**SUPPLIED MATERIAL**
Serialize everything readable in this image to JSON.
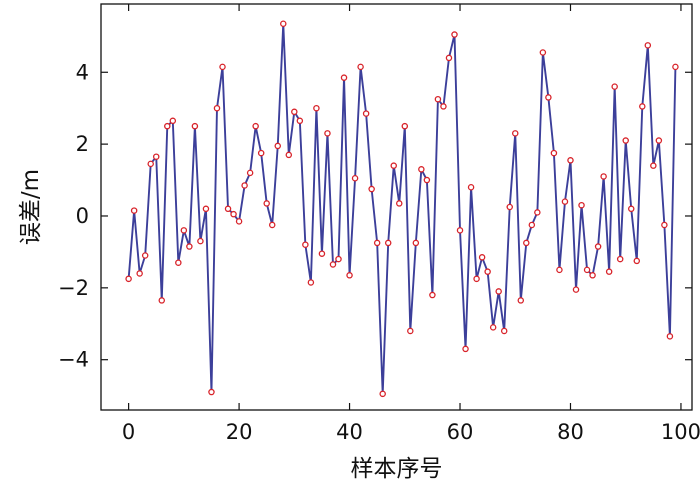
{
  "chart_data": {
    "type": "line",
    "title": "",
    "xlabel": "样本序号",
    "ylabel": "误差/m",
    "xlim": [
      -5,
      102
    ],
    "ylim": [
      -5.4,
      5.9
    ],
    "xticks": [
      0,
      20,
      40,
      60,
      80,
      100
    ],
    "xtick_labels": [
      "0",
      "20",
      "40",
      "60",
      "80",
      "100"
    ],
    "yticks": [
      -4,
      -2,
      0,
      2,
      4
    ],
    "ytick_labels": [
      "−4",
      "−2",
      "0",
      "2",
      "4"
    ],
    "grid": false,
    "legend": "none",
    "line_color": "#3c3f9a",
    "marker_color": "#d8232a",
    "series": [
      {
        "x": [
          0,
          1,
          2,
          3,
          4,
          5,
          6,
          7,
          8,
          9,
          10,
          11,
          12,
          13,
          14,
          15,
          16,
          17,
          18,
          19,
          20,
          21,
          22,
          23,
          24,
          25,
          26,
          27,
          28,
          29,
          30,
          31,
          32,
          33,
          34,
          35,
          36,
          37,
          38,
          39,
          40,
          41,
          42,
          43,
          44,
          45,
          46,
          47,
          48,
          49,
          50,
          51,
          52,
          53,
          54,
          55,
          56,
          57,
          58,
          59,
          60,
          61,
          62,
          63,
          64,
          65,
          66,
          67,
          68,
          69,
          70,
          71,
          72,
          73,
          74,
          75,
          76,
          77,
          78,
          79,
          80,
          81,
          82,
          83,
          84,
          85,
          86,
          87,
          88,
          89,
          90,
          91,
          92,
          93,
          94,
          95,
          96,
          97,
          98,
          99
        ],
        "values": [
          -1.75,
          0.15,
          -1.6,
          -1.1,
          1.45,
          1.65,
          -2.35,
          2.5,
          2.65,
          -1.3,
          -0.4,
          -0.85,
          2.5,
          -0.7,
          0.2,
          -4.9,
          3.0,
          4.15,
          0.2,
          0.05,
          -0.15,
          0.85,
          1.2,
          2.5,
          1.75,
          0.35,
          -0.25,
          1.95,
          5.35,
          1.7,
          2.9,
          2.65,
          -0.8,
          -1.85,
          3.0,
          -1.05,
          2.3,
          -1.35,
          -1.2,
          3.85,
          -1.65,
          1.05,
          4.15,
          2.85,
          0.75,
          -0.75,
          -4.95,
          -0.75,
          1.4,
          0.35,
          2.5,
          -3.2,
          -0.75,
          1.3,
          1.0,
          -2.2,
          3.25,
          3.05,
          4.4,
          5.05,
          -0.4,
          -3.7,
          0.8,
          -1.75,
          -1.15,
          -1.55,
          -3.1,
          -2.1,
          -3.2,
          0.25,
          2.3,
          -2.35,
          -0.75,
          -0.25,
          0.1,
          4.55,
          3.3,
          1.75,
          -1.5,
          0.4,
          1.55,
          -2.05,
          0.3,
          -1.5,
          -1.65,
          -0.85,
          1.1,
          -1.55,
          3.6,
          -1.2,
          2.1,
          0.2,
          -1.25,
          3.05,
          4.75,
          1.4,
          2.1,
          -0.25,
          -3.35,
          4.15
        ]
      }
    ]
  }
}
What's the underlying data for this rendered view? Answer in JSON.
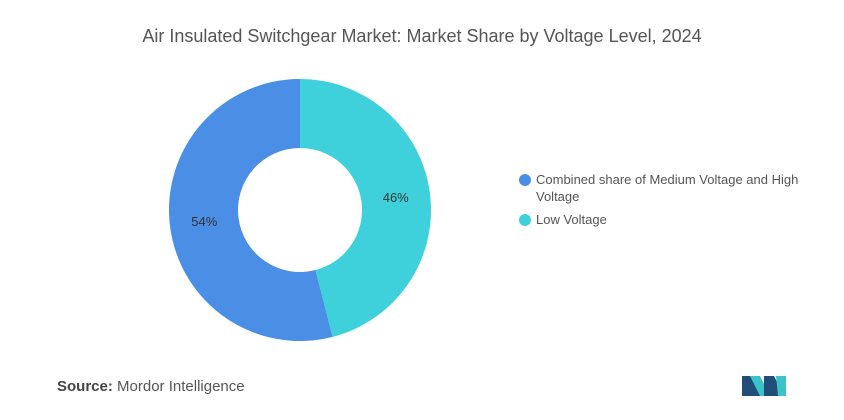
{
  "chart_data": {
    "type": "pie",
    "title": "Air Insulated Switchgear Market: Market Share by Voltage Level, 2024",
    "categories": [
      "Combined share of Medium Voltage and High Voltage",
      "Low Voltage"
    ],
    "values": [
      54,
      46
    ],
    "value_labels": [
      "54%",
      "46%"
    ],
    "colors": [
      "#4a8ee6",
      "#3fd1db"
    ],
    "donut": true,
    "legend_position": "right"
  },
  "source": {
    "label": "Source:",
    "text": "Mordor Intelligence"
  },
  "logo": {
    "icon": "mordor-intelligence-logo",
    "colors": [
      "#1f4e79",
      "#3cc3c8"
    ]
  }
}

---

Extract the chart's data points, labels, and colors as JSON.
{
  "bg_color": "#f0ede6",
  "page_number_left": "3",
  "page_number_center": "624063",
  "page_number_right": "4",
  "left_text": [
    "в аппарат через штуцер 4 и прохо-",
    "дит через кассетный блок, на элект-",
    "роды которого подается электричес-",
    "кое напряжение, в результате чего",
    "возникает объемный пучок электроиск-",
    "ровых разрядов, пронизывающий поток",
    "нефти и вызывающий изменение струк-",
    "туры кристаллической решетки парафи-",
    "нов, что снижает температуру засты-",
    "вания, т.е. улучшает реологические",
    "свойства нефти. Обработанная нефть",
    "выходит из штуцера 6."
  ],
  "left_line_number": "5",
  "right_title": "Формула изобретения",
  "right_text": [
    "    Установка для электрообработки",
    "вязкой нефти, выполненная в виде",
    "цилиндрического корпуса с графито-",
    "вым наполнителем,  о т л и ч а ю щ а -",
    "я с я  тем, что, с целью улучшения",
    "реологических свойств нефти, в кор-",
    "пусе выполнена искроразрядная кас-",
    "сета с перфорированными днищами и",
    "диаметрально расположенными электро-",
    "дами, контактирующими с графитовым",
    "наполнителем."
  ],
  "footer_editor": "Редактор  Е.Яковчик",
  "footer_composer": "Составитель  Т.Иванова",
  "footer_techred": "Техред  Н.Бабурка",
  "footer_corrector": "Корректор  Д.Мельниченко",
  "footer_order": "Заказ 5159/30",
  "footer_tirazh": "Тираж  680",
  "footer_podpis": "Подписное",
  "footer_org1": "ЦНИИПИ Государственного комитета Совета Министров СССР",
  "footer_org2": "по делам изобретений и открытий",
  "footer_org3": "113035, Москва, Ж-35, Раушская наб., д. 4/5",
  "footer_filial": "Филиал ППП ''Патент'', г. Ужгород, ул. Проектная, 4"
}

* * *

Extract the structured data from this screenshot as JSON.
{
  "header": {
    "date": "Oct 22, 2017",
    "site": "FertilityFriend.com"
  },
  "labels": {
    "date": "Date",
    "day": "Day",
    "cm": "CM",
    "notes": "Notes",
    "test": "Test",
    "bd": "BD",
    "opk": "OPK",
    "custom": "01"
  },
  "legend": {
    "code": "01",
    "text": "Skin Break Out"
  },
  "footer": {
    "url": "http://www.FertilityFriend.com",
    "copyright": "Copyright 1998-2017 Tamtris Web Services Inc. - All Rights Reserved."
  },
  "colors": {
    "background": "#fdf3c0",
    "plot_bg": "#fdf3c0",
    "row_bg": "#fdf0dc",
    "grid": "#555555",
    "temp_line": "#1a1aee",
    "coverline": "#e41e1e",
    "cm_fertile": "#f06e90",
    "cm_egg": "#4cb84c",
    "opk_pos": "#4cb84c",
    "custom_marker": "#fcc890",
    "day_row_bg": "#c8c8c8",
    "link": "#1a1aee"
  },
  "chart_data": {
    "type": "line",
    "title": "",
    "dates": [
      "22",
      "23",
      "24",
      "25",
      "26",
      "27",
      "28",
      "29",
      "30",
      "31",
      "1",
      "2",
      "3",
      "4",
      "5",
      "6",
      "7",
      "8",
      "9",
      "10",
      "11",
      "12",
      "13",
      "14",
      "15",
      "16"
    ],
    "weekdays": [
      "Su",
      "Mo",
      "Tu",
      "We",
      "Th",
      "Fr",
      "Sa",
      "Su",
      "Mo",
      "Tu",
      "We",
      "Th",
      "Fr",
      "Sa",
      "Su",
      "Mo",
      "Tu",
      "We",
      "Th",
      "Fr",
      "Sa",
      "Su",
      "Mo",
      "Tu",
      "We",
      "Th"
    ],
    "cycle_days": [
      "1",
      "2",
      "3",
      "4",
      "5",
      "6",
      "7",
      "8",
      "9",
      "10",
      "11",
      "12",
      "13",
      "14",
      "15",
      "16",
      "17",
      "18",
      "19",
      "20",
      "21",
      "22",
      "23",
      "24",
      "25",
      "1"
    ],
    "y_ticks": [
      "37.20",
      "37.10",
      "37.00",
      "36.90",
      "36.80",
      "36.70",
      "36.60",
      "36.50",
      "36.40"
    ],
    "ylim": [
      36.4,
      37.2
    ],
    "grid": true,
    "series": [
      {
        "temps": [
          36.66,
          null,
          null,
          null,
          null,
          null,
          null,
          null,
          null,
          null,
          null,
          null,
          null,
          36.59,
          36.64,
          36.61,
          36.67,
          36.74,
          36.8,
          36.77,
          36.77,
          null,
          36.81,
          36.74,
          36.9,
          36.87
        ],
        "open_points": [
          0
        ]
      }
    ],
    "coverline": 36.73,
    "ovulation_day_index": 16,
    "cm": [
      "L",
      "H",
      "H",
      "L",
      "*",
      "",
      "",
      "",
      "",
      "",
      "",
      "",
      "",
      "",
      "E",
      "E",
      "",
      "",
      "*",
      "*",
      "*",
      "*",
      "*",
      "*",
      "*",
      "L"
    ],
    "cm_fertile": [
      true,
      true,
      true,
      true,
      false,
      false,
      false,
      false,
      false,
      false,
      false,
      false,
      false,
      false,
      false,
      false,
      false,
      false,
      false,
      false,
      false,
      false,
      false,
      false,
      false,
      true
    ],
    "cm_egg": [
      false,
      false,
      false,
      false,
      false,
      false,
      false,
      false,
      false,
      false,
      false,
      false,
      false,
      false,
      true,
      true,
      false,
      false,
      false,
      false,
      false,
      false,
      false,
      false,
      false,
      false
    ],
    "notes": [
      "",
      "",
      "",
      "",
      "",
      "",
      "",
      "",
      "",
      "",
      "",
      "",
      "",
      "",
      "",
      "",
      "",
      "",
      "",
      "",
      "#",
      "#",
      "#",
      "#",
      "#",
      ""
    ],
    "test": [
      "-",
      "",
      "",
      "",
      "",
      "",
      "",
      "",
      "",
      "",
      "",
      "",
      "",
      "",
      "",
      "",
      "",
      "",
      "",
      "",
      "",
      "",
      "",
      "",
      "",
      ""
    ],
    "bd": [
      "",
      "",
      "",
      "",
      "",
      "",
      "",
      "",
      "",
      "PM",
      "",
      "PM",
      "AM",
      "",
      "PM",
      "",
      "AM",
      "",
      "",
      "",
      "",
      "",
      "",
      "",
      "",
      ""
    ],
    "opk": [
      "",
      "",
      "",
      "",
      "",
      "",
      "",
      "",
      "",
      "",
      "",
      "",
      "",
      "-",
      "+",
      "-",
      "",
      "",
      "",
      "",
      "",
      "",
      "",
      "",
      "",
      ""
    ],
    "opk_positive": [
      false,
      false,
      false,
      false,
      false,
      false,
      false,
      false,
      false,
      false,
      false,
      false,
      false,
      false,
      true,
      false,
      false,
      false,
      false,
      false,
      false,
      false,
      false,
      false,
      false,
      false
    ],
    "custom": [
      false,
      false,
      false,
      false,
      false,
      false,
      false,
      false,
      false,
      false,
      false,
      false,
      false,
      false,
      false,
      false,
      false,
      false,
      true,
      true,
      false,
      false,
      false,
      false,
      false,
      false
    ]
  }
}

**WHAT NEEDS TO BE DONE**
Set out every line from the material that contains the string "через".

**RESULT OF THE TASK**
    "в аппарат через штуцер 4 и прохо-",
    "дит через кассетный блок, на элект-",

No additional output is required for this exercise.